• Records to use:
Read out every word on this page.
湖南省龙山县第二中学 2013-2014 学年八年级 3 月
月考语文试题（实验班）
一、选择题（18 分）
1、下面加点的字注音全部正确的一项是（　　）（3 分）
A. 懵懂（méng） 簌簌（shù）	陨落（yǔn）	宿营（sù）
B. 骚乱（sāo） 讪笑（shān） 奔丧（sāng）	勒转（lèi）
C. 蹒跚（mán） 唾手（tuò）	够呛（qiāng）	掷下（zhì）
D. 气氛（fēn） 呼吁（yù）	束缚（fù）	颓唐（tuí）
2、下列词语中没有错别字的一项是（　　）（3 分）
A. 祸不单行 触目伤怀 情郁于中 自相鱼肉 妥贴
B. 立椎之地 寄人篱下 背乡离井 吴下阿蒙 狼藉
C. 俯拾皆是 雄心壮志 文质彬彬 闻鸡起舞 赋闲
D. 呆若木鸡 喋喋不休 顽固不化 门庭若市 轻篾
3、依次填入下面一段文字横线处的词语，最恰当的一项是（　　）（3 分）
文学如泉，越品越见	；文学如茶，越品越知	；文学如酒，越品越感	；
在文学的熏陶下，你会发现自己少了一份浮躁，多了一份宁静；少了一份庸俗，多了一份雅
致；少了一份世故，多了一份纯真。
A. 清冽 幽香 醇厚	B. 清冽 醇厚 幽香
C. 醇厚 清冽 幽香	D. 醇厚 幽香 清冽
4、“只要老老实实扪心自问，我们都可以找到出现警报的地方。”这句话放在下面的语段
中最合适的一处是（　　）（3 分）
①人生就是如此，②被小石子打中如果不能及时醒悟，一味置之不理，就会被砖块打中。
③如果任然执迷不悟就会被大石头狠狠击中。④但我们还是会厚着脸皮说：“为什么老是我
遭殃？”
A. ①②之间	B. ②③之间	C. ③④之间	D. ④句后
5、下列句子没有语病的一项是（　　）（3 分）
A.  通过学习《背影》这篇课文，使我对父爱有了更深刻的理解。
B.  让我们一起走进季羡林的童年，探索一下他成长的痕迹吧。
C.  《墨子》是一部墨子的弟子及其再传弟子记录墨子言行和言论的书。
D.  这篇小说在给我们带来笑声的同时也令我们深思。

• Task: Your task is to reproduce the whole listing exactly.

• Solution to the problem:
Read out every word on this page.
湖南省龙山县第二中学 2013-2014 学年八年级 3 月
月考语文试题（实验班）
一、选择题（18 分）
1、下面加点的字注音全部正确的一项是（　　）（3 分）
A. 懵懂（méng） 簌簌（shù）	陨落（yǔn）	宿营（sù）
B. 骚乱（sāo） 讪笑（shān） 奔丧（sāng）	勒转（lèi）
C. 蹒跚（mán） 唾手（tuò）	够呛（qiāng）	掷下（zhì）
D. 气氛（fēn） 呼吁（yù）	束缚（fù）	颓唐（tuí）
2、下列词语中没有错别字的一项是（　　）（3 分）
A. 祸不单行 触目伤怀 情郁于中 自相鱼肉 妥贴
B. 立椎之地 寄人篱下 背乡离井 吴下阿蒙 狼藉
C. 俯拾皆是 雄心壮志 文质彬彬 闻鸡起舞 赋闲
D. 呆若木鸡 喋喋不休 顽固不化 门庭若市 轻篾
3、依次填入下面一段文字横线处的词语，最恰当的一项是（　　）（3 分）
文学如泉，越品越见	；文学如茶，越品越知	；文学如酒，越品越感	；
在文学的熏陶下，你会发现自己少了一份浮躁，多了一份宁静；少了一份庸俗，多了一份雅
致；少了一份世故，多了一份纯真。
A. 清冽 幽香 醇厚	B. 清冽 醇厚 幽香
C. 醇厚 清冽 幽香	D. 醇厚 幽香 清冽
4、“只要老老实实扪心自问，我们都可以找到出现警报的地方。”这句话放在下面的语段
中最合适的一处是（　　）（3 分）
①人生就是如此，②被小石子打中如果不能及时醒悟，一味置之不理，就会被砖块打中。
③如果任然执迷不悟就会被大石头狠狠击中。④但我们还是会厚着脸皮说：“为什么老是我
遭殃？”
A. ①②之间	B. ②③之间	C. ③④之间	D. ④句后
5、下列句子没有语病的一项是（　　）（3 分）
A.  通过学习《背影》这篇课文，使我对父爱有了更深刻的理解。
B.  让我们一起走进季羡林的童年，探索一下他成长的痕迹吧。
C.  《墨子》是一部墨子的弟子及其再传弟子记录墨子言行和言论的书。
D.  这篇小说在给我们带来笑声的同时也令我们深思。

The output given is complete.